Material shown START

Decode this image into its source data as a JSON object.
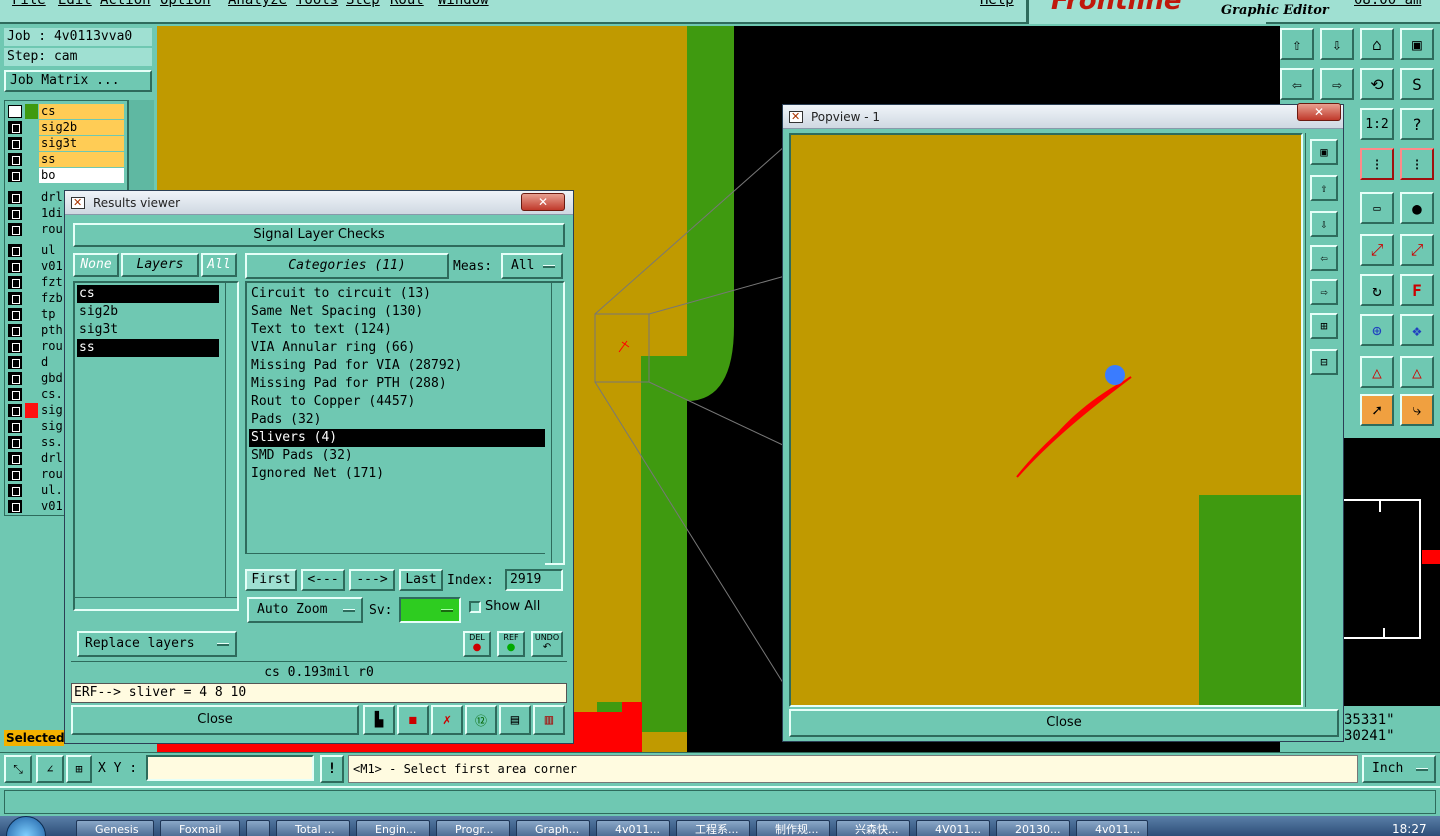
{
  "menubar": {
    "items": [
      "File",
      "Edit",
      "Action",
      "Option",
      "Analyze",
      "Tools",
      "Step",
      "Rout",
      "Window"
    ],
    "help": "Help",
    "clock_top": "08:00 am"
  },
  "logo": {
    "brand": "Frontline",
    "subtitle": "Graphic Editor"
  },
  "job": {
    "job_label": "Job : 4v0113vva0",
    "step_label": "Step: cam",
    "matrix_button": "Job Matrix ..."
  },
  "layers": [
    {
      "name": "cs",
      "state": "work"
    },
    {
      "name": "sig2b",
      "state": "display"
    },
    {
      "name": "sig3t",
      "state": "display"
    },
    {
      "name": "ss",
      "state": "display"
    },
    {
      "name": "bo",
      "state": "white"
    },
    {
      "name": "drl",
      "state": "none"
    },
    {
      "name": "1di",
      "state": "none"
    },
    {
      "name": "rou",
      "state": "none"
    },
    {
      "name": "ul",
      "state": "none"
    },
    {
      "name": "v01",
      "state": "none"
    },
    {
      "name": "fzt",
      "state": "none"
    },
    {
      "name": "fzb",
      "state": "none"
    },
    {
      "name": "tp",
      "state": "none"
    },
    {
      "name": "pth",
      "state": "none"
    },
    {
      "name": "rou",
      "state": "none"
    },
    {
      "name": "d",
      "state": "none"
    },
    {
      "name": "gbd",
      "state": "none"
    },
    {
      "name": "cs.",
      "state": "none"
    },
    {
      "name": "sig",
      "state": "red"
    },
    {
      "name": "sig",
      "state": "none"
    },
    {
      "name": "ss.",
      "state": "none"
    },
    {
      "name": "drl",
      "state": "none"
    },
    {
      "name": "rou",
      "state": "none"
    },
    {
      "name": "ul.",
      "state": "none"
    },
    {
      "name": "v01",
      "state": "none"
    }
  ],
  "left_status": "Selected",
  "results_viewer": {
    "title": "Results viewer",
    "close_glyph": "✕",
    "header": "Signal Layer Checks",
    "none_btn": "None",
    "layers_btn": "Layers",
    "all_btn": "All",
    "layers": [
      {
        "name": "cs",
        "selected": true
      },
      {
        "name": "sig2b",
        "selected": false
      },
      {
        "name": "sig3t",
        "selected": false
      },
      {
        "name": "ss",
        "selected": true
      }
    ],
    "categories_btn": "Categories (11)",
    "meas_label": "Meas:",
    "meas_value": "All",
    "categories": [
      {
        "label": "Circuit to circuit (13)",
        "selected": false
      },
      {
        "label": "Same Net Spacing (130)",
        "selected": false
      },
      {
        "label": "Text to text (124)",
        "selected": false
      },
      {
        "label": "VIA Annular ring (66)",
        "selected": false
      },
      {
        "label": "Missing Pad for VIA (28792)",
        "selected": false
      },
      {
        "label": "Missing Pad for PTH (288)",
        "selected": false
      },
      {
        "label": "Rout to Copper (4457)",
        "selected": false
      },
      {
        "label": "Pads (32)",
        "selected": false
      },
      {
        "label": "Slivers (4)",
        "selected": true
      },
      {
        "label": "SMD Pads (32)",
        "selected": false
      },
      {
        "label": "Ignored Net (171)",
        "selected": false
      }
    ],
    "first_btn": "First",
    "prev_btn": "<---",
    "next_btn": "--->",
    "last_btn": "Last",
    "index_label": "Index:",
    "index_value": "2919",
    "autozoom_btn": "Auto Zoom",
    "sv_label": "Sv:",
    "show_all_label": "Show All",
    "replace_btn": "Replace layers",
    "del_btn": "DEL",
    "ref_btn": "REF",
    "undo_btn": "UNDO",
    "status_line": "cs 0.193mil  r0",
    "erf_line": "ERF--> sliver = 4 8 10",
    "close_btn": "Close"
  },
  "popview": {
    "title": "Popview - 1",
    "close_glyph": "✕",
    "close_btn": "Close"
  },
  "coords": {
    "x": "35331\"",
    "y": "30241\""
  },
  "bottombar": {
    "xy_label": "X Y :",
    "xy_value": "",
    "warn_glyph": "!",
    "prompt": "<M1> - Select first area corner",
    "unit": "Inch"
  },
  "taskbar": {
    "items": [
      "Genesis",
      "Foxmail",
      "",
      "Total ...",
      "Engin...",
      "Progr...",
      "Graph...",
      "4v011...",
      "工程系...",
      "制作规...",
      "兴森快...",
      "4V011...",
      "20130...",
      "4v011..."
    ],
    "clock": "18:27"
  },
  "colors": {
    "copper": "#c09a00",
    "green": "#3f9a10",
    "teal": "#6fc8b2",
    "sliver": "#ff0000",
    "marker": "#3a7cff"
  }
}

Material shown END

» **Prompt**
A verbatim copy of the records is needed, with all images omitted.

» **Expected answer**
Decode this image into its source data as a JSON object.
{
  "menubar": {
    "items": [
      "File",
      "Edit",
      "Action",
      "Option",
      "Analyze",
      "Tools",
      "Step",
      "Rout",
      "Window"
    ],
    "help": "Help",
    "clock_top": "08:00 am"
  },
  "logo": {
    "brand": "Frontline",
    "subtitle": "Graphic Editor"
  },
  "job": {
    "job_label": "Job : 4v0113vva0",
    "step_label": "Step: cam",
    "matrix_button": "Job Matrix ..."
  },
  "layers": [
    {
      "name": "cs",
      "state": "work"
    },
    {
      "name": "sig2b",
      "state": "display"
    },
    {
      "name": "sig3t",
      "state": "display"
    },
    {
      "name": "ss",
      "state": "display"
    },
    {
      "name": "bo",
      "state": "white"
    },
    {
      "name": "drl",
      "state": "none"
    },
    {
      "name": "1di",
      "state": "none"
    },
    {
      "name": "rou",
      "state": "none"
    },
    {
      "name": "ul",
      "state": "none"
    },
    {
      "name": "v01",
      "state": "none"
    },
    {
      "name": "fzt",
      "state": "none"
    },
    {
      "name": "fzb",
      "state": "none"
    },
    {
      "name": "tp",
      "state": "none"
    },
    {
      "name": "pth",
      "state": "none"
    },
    {
      "name": "rou",
      "state": "none"
    },
    {
      "name": "d",
      "state": "none"
    },
    {
      "name": "gbd",
      "state": "none"
    },
    {
      "name": "cs.",
      "state": "none"
    },
    {
      "name": "sig",
      "state": "red"
    },
    {
      "name": "sig",
      "state": "none"
    },
    {
      "name": "ss.",
      "state": "none"
    },
    {
      "name": "drl",
      "state": "none"
    },
    {
      "name": "rou",
      "state": "none"
    },
    {
      "name": "ul.",
      "state": "none"
    },
    {
      "name": "v01",
      "state": "none"
    }
  ],
  "left_status": "Selected",
  "results_viewer": {
    "title": "Results viewer",
    "close_glyph": "✕",
    "header": "Signal Layer Checks",
    "none_btn": "None",
    "layers_btn": "Layers",
    "all_btn": "All",
    "layers": [
      {
        "name": "cs",
        "selected": true
      },
      {
        "name": "sig2b",
        "selected": false
      },
      {
        "name": "sig3t",
        "selected": false
      },
      {
        "name": "ss",
        "selected": true
      }
    ],
    "categories_btn": "Categories (11)",
    "meas_label": "Meas:",
    "meas_value": "All",
    "categories": [
      {
        "label": "Circuit to circuit (13)",
        "selected": false
      },
      {
        "label": "Same Net Spacing (130)",
        "selected": false
      },
      {
        "label": "Text to text (124)",
        "selected": false
      },
      {
        "label": "VIA Annular ring (66)",
        "selected": false
      },
      {
        "label": "Missing Pad for VIA (28792)",
        "selected": false
      },
      {
        "label": "Missing Pad for PTH (288)",
        "selected": false
      },
      {
        "label": "Rout to Copper (4457)",
        "selected": false
      },
      {
        "label": "Pads (32)",
        "selected": false
      },
      {
        "label": "Slivers (4)",
        "selected": true
      },
      {
        "label": "SMD Pads (32)",
        "selected": false
      },
      {
        "label": "Ignored Net (171)",
        "selected": false
      }
    ],
    "first_btn": "First",
    "prev_btn": "<---",
    "next_btn": "--->",
    "last_btn": "Last",
    "index_label": "Index:",
    "index_value": "2919",
    "autozoom_btn": "Auto Zoom",
    "sv_label": "Sv:",
    "show_all_label": "Show All",
    "replace_btn": "Replace layers",
    "del_btn": "DEL",
    "ref_btn": "REF",
    "undo_btn": "UNDO",
    "status_line": "cs 0.193mil  r0",
    "erf_line": "ERF--> sliver = 4 8 10",
    "close_btn": "Close"
  },
  "popview": {
    "title": "Popview - 1",
    "close_glyph": "✕",
    "close_btn": "Close"
  },
  "coords": {
    "x": "35331\"",
    "y": "30241\""
  },
  "bottombar": {
    "xy_label": "X Y :",
    "xy_value": "",
    "warn_glyph": "!",
    "prompt": "<M1> - Select first area corner",
    "unit": "Inch"
  },
  "taskbar": {
    "items": [
      "Genesis",
      "Foxmail",
      "",
      "Total ...",
      "Engin...",
      "Progr...",
      "Graph...",
      "4v011...",
      "工程系...",
      "制作规...",
      "兴森快...",
      "4V011...",
      "20130...",
      "4v011..."
    ],
    "clock": "18:27"
  },
  "colors": {
    "copper": "#c09a00",
    "green": "#3f9a10",
    "teal": "#6fc8b2",
    "sliver": "#ff0000",
    "marker": "#3a7cff"
  }
}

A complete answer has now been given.